»»

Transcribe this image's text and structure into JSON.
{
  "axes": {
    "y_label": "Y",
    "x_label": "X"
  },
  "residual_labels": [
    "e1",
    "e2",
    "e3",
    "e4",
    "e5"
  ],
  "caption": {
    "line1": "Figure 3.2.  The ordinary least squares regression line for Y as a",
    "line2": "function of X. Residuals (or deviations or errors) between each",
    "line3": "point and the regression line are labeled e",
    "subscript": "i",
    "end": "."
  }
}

««

INSTRUCTIONS TO FOLLOW
Output the data above exactly, please, line for line.

CORRECT RESULT
Transcribe this image's text and structure into JSON.
{
  "axes": {
    "y_label": "Y",
    "x_label": "X"
  },
  "residual_labels": [
    "e1",
    "e2",
    "e3",
    "e4",
    "e5"
  ],
  "caption": {
    "line1": "Figure 3.2.  The ordinary least squares regression line for Y as a",
    "line2": "function of X. Residuals (or deviations or errors) between each",
    "line3": "point and the regression line are labeled e",
    "subscript": "i",
    "end": "."
  }
}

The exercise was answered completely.